**Short exercise:**
Reply with one number: the count of lines in the listing that contain the string "Tank".

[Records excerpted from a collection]

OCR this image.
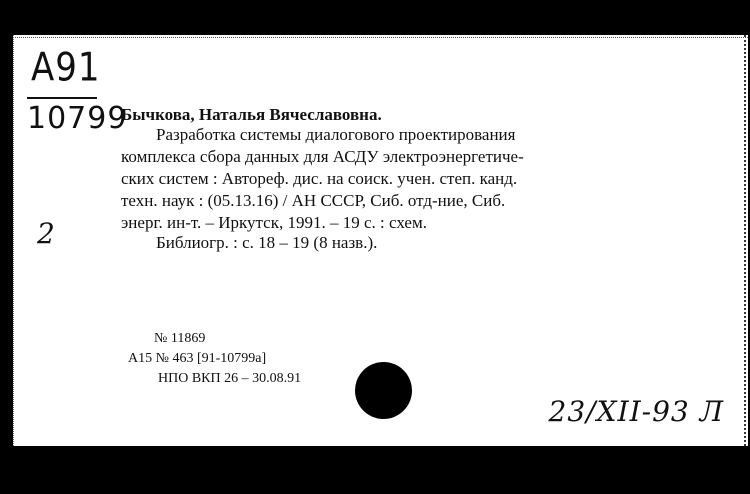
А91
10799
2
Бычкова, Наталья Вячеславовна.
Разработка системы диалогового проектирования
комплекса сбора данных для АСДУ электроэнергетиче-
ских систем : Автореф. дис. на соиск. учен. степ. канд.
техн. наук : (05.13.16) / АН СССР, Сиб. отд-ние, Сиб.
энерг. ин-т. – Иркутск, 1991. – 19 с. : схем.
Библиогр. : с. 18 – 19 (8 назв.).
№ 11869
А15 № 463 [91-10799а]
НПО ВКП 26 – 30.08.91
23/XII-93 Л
==
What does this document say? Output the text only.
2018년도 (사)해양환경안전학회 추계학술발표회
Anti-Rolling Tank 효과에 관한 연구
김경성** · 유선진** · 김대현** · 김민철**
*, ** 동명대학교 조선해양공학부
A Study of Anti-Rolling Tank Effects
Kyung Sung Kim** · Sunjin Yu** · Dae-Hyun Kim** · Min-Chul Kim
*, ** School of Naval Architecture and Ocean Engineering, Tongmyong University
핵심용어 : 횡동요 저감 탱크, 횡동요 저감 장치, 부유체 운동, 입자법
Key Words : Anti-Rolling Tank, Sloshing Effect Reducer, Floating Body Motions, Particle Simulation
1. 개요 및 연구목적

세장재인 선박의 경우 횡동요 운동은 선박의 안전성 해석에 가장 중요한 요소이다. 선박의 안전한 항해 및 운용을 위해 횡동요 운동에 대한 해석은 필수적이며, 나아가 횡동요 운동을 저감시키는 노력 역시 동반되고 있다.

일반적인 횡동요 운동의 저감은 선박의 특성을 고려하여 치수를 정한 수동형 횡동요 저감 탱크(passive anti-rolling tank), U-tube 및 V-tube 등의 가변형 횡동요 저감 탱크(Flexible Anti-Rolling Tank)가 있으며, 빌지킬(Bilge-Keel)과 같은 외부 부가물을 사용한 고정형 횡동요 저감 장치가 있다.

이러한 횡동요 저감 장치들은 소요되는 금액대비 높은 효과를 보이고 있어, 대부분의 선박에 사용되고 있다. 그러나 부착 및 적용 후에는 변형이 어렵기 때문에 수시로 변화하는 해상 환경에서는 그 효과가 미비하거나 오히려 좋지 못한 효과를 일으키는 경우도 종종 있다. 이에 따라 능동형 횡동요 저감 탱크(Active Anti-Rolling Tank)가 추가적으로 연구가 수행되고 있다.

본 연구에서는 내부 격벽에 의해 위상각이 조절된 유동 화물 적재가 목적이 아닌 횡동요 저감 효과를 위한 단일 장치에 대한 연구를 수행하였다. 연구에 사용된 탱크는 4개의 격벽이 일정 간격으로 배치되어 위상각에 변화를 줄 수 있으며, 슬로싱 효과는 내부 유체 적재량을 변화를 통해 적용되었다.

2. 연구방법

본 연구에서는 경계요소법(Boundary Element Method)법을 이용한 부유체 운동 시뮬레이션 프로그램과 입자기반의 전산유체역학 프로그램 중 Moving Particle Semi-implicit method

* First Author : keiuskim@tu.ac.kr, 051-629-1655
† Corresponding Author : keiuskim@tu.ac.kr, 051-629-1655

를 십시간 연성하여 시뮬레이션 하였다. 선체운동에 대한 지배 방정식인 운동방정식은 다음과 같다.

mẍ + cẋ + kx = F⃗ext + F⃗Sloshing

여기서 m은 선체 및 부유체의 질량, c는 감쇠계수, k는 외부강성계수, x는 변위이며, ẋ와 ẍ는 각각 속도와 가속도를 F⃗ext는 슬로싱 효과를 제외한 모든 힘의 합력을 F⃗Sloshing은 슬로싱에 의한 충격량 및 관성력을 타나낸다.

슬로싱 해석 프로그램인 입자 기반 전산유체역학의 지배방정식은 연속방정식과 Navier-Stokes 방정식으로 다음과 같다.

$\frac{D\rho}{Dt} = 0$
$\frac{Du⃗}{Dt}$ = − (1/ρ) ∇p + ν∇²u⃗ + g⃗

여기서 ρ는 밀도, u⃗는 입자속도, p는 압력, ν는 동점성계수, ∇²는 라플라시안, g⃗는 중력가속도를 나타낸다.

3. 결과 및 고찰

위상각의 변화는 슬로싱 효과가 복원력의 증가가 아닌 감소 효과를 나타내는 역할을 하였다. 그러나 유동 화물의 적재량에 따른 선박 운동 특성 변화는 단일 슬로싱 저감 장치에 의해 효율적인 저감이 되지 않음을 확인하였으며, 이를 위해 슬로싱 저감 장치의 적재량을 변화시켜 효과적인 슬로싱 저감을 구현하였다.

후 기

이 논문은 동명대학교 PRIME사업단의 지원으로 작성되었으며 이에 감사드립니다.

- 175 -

**Task answer:**
5